▸ SELECTED TEXT:
######

Russian FSB agents involved

While Vitaliy was probably killed the night he was captured on March 27, Denys and Anton endured a month of beatings in the police station.

Anton was captured by Russian soldiers on the same night outside the garage as he was late to the meeting. The soldiers repeatedly beat him and his friend over the face with a rifle silencer and then put a bag over his head and tied it with duct tape before taking him to the police station.

Maidan residents stand among sandbags arranged to say “Help Us” in front of a wall of flags from countries supporting Ukraine. Credit:Kate Geraghty

Anton, 35, was accused of being a Nazi because of his bald head. He was accused of being a member of a Ukrainian far right political group, the Right Sector, because of his red and white jacket. He was accused of being an American agent because of his Simpsons boxer shorts.

######

▸ DATA EXCERPTS:
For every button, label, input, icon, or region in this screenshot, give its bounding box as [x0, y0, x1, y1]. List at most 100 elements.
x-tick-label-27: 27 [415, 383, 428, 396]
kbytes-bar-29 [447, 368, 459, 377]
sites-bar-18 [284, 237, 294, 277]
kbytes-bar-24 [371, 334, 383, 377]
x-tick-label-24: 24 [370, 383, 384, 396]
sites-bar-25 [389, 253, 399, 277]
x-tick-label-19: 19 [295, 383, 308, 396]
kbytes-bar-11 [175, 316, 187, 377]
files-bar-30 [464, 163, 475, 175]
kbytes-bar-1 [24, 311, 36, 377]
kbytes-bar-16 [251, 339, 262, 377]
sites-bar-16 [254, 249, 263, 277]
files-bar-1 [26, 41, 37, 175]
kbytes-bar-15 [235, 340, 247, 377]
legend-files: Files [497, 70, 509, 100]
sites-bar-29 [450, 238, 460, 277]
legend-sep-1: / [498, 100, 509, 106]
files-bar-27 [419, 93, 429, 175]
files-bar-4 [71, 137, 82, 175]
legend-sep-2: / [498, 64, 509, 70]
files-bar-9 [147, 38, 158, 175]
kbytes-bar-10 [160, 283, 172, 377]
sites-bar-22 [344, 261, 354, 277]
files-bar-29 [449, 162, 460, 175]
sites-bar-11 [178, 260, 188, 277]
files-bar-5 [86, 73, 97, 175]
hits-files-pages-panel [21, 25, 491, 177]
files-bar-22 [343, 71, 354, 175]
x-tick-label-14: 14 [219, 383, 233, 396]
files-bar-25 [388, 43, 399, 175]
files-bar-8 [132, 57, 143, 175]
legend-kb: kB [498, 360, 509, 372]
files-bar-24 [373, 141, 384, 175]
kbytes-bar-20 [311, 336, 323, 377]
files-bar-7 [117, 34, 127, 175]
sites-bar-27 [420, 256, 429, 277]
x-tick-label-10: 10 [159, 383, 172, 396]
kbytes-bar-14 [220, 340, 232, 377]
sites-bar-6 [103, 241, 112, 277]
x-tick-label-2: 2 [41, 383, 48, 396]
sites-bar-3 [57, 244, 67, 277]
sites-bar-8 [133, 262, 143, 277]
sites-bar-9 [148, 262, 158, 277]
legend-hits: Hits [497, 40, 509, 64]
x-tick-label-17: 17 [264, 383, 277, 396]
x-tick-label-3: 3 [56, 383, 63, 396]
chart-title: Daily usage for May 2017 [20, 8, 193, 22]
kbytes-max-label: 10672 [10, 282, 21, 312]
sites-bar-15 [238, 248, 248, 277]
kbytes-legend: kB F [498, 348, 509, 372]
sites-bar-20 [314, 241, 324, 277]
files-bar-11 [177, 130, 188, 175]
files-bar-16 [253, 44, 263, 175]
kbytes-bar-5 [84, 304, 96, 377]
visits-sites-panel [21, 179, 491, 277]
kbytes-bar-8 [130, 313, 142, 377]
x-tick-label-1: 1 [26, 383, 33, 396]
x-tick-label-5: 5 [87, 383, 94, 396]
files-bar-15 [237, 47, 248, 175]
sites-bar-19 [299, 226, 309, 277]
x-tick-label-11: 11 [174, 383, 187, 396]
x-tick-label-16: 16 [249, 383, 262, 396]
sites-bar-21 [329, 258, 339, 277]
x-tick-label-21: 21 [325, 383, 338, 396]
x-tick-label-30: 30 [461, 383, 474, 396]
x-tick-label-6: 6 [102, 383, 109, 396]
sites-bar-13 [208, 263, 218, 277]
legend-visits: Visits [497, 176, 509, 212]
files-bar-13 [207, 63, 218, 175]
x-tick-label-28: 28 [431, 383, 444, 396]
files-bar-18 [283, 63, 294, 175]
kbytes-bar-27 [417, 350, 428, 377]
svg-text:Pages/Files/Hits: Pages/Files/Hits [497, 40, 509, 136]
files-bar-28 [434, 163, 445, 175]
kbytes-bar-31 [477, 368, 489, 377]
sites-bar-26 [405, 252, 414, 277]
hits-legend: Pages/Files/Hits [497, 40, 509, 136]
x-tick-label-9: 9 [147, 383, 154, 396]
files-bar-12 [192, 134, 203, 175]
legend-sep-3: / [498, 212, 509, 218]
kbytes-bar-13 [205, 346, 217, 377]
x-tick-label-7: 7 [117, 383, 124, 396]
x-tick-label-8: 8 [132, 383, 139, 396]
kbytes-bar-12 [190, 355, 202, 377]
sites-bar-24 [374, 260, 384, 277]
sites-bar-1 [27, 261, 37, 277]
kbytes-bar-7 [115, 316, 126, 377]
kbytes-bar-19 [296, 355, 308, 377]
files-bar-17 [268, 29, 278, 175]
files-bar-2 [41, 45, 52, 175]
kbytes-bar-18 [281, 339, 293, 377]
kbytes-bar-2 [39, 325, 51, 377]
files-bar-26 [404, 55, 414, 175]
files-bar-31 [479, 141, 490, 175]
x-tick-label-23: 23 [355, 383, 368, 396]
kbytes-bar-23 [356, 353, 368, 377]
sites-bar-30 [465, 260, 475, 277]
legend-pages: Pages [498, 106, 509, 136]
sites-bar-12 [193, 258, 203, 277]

######

▸ BRIEF A:
In the news account about the captured men, list every accusation made against Anton.
▸ BRIEF B:
Continue the news account of the men held in the police station from where it stops.

▸ YOUR RESPONSE A:
- Being a Nazi
- Being a member of the Right Sector
- Being an American agent

▸ YOUR RESPONSE B:
He says the interrogation took place at the same time as the torture: beatings, suffocation with bags, choking, arm twisting, electrical shocks, stripping him naked and firing gunshots from behind his head.

While he couldn’t see Denys, he could hear him being tortured and beaten in another room. Vitaliy was probably already dead.

At some point after a few days, Denys and Anton were brought into the same room.

Agents from Russia’s infamous intelligence service, the Federal Security Service (FSB), came in and ordered them to get up before beating them on the face.

“I didn’t fall after the first and the second blow. It pissed them off. They hit me for the third time. I fell,” Anton says.

The agents then turned to Denys, beating him in the head and groin while threatening to cut off his genitals. After he fell to the floor, they took off his pants and hit him in the bottom and legs with batons.

A banner calling for the release of the captured Ukranian armed forces from Mariupol, hangs on the front of the Kyiv city administration building in Kyiv.Credit:Kate Geraghty

Anton says the beatings left all of his limbs blue, teeth broken and seven of his ribs broken. One of his ribs still sticks out.

“For some time, all of us were pissing pink,” he says.

Denys was so badly injured the soldiers had to carry him in and out of the room.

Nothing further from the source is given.